__Task statement__:
Answer these from the mailing-list post on scalable vector sizes:
(a) What size pair is given for the type <4 x i32>?
(b) In the struct example, what would getSizeExpressionInBits return under the ConstantExpr approach?
(c) Which frontend was the ConstantExpr support for ScalarEvolution added for?

__Quoted text__:
◆ ◆ ◆ ◆ ◆

David Greene via llvm-dev

2018-Jun-05 19:08 UTC

head link

[llvm-dev] [RFC][SVE] Supporting SIMD instruction sets with variable vector lengths

Graham Hunter <Graham.Hunter at arm.com> writes:
>> Can you explain a bit about what the two integers represent? 
What's the
>> "unscaled" part for?
>
> 'Unscaled' just means 'exactly this many bits', whereas
'scaled' is 'this many bits
> multiplied by vscale'.
Right, but what do they represent?  If I have <scalable 4 x i32> is
"32"
"unscaled" and "4" "scaled?"  Or is
"128" "scaled?"  Or something else?

I see you answered this below.
>> The name "getSizeExpressionInBits" makes me think that a
Value
>> expression will be returned (something like a ConstantExpr that uses
>> vscale).  I would be surprised to get a pair of integers back.  Do
>> clients actually need constant integer values or would a ConstantExpr
>> sufffice?  We could add a ConstantVScale or something to make it work.
>
> I agree the name is not ideal and I'm open to suggestions -- I was
thinking of the two
> integers representing the known-at-compile-time terms in an expression:
> '(scaled_bits * vscale) + unscaled_bits'.
>
> Assuming the pair is of the form (unscaled, scaled), then for a type with a
size known at
> compile time like <4 x i32> the size would be (128, 0).
>
> For a scalable type like <scalable 4 x i32> the size would be (0,
128).
>
> For a struct with, say, a <scalable 32 x i8> and an i64, it would be
(64, 256).
>
> When calculating the offset for memory addresses, you just need to multiply
the scaled
> part by vscale and add the unscaled as is.
Ok, now I understand what you're getting at.  A ConstantExpr would
encapsulate this computation.  We alreay have "non-static-constant"
values for ConstantExpr like sizeof and offsetof.  I would see
VScaleConstant in that same tradition.  In your struct example,
getSizeExpressionInBits would return:

add(mul(256, vscale), 64)

Does that satisfy your needs?

Is there anything about vscale or a scalable vector that requires a
minimum bit width?  For example, is this legal?

<scalable 1 x double>

I know it won't map to an SVE type.  I'm simply curious because
traditionally Cray machines defined vectors in terms of
machine-dependent "maxvl" with an element type, so with the above
vscale
would == maxvl.  Not that we make any such things anymore.  But maybe
someone else does?
>> If we went the ConstantExpr route and added ConstantExpr support to
>> ScalarEvolution, then SCEVs could be compared to do this size
>> comparison.  We have code here that adds ConstantExpr support to
>> ScalarEvolution.  We just didn't know if anyone else would be
interested
>> in it since we added it solely for our Fortran frontend.

◆ ◆ ◆ ◆ ◆

__Available data__:
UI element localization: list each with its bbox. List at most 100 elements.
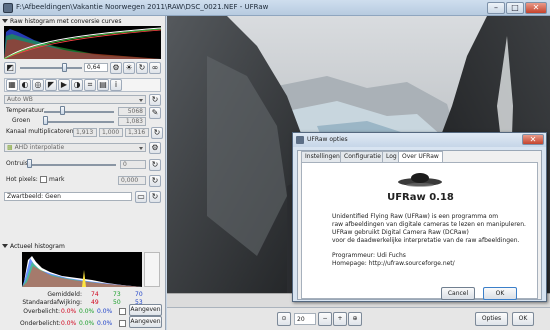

◆ ◆ ◆ ◆ ◆

__Expected output__:
(a) (128, 0)
(b) add(mul(256, vscale), 64)
(c) The Fortran frontend